• Given task:
The records that follow must be repeated verbatim, every one of them.

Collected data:
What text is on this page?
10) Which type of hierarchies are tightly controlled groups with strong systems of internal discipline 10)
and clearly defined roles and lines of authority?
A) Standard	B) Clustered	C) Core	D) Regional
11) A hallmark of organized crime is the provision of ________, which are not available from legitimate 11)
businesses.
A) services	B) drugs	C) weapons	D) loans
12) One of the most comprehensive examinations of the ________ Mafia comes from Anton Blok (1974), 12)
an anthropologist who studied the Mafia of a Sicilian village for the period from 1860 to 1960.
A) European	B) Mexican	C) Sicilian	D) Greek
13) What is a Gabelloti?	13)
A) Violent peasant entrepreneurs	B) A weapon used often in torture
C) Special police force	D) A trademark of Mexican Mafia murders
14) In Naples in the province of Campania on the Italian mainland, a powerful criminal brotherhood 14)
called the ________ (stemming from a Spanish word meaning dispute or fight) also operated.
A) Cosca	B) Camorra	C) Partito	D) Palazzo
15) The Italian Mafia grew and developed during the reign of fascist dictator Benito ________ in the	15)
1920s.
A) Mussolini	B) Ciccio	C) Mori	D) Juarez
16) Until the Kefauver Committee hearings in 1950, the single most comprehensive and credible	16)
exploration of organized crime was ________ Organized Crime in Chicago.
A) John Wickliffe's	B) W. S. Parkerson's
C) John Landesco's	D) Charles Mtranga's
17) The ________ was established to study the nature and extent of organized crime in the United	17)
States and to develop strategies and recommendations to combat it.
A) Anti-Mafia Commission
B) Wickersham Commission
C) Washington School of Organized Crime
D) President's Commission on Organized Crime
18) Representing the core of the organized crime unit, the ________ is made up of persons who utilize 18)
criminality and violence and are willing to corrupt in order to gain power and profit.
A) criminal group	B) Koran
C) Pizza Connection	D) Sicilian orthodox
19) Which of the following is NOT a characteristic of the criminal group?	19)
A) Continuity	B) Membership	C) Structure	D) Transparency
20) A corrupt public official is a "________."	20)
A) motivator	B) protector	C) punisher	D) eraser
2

• Output of the exercise:
What text is on this page?
10) Which type of hierarchies are tightly controlled groups with strong systems of internal discipline 10)
and clearly defined roles and lines of authority?
A) Standard	B) Clustered	C) Core	D) Regional
11) A hallmark of organized crime is the provision of ________, which are not available from legitimate 11)
businesses.
A) services	B) drugs	C) weapons	D) loans
12) One of the most comprehensive examinations of the ________ Mafia comes from Anton Blok (1974), 12)
an anthropologist who studied the Mafia of a Sicilian village for the period from 1860 to 1960.
A) European	B) Mexican	C) Sicilian	D) Greek
13) What is a Gabelloti?	13)
A) Violent peasant entrepreneurs	B) A weapon used often in torture
C) Special police force	D) A trademark of Mexican Mafia murders
14) In Naples in the province of Campania on the Italian mainland, a powerful criminal brotherhood 14)
called the ________ (stemming from a Spanish word meaning dispute or fight) also operated.
A) Cosca	B) Camorra	C) Partito	D) Palazzo
15) The Italian Mafia grew and developed during the reign of fascist dictator Benito ________ in the	15)
1920s.
A) Mussolini	B) Ciccio	C) Mori	D) Juarez
16) Until the Kefauver Committee hearings in 1950, the single most comprehensive and credible	16)
exploration of organized crime was ________ Organized Crime in Chicago.
A) John Wickliffe's	B) W. S. Parkerson's
C) John Landesco's	D) Charles Mtranga's
17) The ________ was established to study the nature and extent of organized crime in the United	17)
States and to develop strategies and recommendations to combat it.
A) Anti-Mafia Commission
B) Wickersham Commission
C) Washington School of Organized Crime
D) President's Commission on Organized Crime
18) Representing the core of the organized crime unit, the ________ is made up of persons who utilize 18)
criminality and violence and are willing to corrupt in order to gain power and profit.
A) criminal group	B) Koran
C) Pizza Connection	D) Sicilian orthodox
19) Which of the following is NOT a characteristic of the criminal group?	19)
A) Continuity	B) Membership	C) Structure	D) Transparency
20) A corrupt public official is a "________."	20)
A) motivator	B) protector	C) punisher	D) eraser
2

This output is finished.